§ Given request:
State only the number of lines that contain the string "final".

§ Extracted records:
____________________

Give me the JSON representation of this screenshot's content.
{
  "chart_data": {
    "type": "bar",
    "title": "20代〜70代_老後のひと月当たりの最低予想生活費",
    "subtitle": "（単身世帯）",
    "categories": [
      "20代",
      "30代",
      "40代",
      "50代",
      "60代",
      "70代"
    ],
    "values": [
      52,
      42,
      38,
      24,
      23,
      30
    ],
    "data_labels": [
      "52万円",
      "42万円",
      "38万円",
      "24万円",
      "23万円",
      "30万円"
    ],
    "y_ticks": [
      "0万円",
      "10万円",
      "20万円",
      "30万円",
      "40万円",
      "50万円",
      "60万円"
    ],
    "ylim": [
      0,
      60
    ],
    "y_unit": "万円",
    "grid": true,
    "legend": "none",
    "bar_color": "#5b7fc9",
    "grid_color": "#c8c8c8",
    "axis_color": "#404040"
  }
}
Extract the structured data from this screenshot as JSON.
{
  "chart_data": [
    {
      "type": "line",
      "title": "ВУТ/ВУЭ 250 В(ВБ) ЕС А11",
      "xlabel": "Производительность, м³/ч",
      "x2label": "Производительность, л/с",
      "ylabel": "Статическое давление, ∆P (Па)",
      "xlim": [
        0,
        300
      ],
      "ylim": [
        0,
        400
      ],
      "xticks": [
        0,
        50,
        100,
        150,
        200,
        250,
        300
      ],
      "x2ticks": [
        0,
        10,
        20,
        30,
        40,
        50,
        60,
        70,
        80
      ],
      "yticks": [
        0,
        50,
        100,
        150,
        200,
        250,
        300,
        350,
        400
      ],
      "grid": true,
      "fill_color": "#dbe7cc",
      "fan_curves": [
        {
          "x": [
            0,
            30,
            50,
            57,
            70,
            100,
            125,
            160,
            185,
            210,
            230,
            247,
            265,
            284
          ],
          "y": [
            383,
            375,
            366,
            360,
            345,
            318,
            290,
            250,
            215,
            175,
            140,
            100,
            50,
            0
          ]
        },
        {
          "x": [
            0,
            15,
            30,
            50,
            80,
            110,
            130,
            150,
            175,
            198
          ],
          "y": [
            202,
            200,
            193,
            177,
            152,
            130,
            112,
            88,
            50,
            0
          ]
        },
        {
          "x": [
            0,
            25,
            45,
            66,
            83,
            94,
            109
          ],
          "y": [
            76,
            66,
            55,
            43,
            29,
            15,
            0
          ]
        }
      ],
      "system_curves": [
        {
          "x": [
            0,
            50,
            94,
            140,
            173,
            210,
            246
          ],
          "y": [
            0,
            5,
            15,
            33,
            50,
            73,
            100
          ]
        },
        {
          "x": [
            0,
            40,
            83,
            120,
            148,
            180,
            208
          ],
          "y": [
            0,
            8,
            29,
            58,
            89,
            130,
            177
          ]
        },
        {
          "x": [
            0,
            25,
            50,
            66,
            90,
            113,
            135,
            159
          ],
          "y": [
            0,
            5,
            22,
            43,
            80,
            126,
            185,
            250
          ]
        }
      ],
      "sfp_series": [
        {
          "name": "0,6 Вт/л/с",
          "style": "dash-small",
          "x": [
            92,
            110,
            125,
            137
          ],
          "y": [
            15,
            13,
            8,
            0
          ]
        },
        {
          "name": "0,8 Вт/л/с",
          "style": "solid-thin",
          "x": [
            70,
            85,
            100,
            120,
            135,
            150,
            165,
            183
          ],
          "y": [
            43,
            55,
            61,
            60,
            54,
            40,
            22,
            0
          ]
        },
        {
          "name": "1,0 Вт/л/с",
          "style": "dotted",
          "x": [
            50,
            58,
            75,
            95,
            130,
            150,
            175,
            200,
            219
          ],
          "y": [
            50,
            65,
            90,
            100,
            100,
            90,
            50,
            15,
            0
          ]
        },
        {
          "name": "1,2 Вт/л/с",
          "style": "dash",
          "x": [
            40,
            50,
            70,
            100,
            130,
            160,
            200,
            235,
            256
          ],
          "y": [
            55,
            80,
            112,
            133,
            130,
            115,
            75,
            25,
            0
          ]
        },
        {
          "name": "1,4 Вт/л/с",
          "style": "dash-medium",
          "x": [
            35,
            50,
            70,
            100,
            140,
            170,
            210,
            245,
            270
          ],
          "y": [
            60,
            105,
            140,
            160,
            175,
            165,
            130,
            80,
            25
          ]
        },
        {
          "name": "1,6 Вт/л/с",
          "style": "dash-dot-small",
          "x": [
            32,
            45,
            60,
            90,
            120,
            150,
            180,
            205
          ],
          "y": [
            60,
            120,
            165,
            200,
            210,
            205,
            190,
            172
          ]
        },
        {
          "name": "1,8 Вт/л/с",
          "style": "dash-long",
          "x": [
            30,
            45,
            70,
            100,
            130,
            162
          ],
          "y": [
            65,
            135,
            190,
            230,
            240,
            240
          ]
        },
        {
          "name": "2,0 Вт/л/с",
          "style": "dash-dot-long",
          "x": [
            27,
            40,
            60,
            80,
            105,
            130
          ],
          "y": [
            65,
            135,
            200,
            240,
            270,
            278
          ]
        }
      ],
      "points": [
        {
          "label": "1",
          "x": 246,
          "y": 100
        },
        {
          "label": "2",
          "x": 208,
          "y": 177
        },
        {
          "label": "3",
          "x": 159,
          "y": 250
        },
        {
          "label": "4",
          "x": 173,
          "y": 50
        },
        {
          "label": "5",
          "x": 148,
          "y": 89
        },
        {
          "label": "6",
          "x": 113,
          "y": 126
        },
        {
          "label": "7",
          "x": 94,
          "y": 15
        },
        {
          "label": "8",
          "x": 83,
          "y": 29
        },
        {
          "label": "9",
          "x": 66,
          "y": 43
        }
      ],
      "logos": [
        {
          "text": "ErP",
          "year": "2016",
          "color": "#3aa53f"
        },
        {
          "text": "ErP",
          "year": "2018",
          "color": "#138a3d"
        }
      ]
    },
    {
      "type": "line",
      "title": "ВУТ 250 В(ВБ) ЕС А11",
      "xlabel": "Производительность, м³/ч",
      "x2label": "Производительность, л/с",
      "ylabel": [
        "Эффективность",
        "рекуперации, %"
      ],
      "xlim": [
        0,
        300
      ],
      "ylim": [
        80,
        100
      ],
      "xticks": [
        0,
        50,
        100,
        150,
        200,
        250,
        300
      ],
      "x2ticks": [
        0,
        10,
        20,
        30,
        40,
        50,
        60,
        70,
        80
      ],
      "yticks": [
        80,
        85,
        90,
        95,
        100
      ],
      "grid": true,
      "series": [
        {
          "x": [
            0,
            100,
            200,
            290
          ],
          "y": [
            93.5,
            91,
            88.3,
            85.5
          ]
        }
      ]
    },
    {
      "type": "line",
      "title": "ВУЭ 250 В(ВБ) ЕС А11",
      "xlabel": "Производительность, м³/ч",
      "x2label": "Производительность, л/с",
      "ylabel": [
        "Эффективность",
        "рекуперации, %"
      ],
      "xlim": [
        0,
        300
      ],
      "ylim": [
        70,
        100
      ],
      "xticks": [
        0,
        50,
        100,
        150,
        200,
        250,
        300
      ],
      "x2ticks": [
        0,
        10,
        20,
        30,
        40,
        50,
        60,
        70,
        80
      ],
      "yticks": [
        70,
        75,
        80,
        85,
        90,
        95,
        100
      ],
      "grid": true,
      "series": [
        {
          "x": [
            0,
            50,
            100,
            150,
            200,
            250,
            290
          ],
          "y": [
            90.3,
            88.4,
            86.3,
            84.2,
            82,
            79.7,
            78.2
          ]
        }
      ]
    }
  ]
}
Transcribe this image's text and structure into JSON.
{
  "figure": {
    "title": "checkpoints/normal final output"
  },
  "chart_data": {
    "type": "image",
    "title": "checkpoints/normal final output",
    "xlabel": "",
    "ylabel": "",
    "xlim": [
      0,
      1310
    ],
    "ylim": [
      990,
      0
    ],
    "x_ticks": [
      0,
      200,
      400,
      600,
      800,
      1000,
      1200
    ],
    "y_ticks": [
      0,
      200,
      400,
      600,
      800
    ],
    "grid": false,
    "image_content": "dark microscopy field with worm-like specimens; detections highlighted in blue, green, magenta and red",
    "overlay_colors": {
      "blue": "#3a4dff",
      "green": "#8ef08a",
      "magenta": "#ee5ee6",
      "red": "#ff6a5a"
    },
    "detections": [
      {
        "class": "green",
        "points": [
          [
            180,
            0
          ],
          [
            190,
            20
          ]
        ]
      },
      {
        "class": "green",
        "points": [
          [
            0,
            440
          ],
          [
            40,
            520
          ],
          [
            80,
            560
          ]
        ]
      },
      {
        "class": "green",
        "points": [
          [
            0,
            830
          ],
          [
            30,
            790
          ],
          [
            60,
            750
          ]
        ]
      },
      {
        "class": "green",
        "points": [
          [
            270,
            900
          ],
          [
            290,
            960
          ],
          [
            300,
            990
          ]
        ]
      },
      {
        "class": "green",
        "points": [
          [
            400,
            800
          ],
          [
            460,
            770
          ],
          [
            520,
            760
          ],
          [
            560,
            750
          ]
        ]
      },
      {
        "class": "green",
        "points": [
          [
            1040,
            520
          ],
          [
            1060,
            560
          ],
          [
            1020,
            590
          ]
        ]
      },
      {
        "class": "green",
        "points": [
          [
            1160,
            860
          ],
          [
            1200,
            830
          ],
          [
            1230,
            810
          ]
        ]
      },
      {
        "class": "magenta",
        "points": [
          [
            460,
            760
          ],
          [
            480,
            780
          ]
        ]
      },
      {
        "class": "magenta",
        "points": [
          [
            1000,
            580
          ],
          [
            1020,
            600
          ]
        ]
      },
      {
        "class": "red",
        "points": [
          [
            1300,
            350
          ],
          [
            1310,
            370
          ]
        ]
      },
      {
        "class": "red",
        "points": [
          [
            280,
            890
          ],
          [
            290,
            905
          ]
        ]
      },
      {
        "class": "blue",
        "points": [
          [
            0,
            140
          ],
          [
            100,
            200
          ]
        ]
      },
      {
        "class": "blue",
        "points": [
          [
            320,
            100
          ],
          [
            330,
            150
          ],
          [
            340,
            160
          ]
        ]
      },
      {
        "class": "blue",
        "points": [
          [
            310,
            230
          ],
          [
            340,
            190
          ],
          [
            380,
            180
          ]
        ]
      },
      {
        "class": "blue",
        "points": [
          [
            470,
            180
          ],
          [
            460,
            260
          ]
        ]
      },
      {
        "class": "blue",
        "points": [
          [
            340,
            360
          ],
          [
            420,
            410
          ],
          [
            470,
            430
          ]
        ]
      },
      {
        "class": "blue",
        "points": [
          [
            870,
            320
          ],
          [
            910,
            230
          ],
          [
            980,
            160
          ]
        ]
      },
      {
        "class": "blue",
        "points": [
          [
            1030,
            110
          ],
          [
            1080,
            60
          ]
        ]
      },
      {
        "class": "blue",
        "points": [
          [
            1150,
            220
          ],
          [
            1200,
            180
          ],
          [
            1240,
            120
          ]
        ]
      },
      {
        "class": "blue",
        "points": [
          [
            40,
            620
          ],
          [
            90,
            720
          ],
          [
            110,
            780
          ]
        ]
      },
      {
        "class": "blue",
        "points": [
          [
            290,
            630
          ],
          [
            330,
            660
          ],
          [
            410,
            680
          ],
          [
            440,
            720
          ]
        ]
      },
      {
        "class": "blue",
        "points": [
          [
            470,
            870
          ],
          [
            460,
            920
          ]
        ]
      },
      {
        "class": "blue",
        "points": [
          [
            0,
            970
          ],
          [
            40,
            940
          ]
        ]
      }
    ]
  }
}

____________________

§ The answer:
2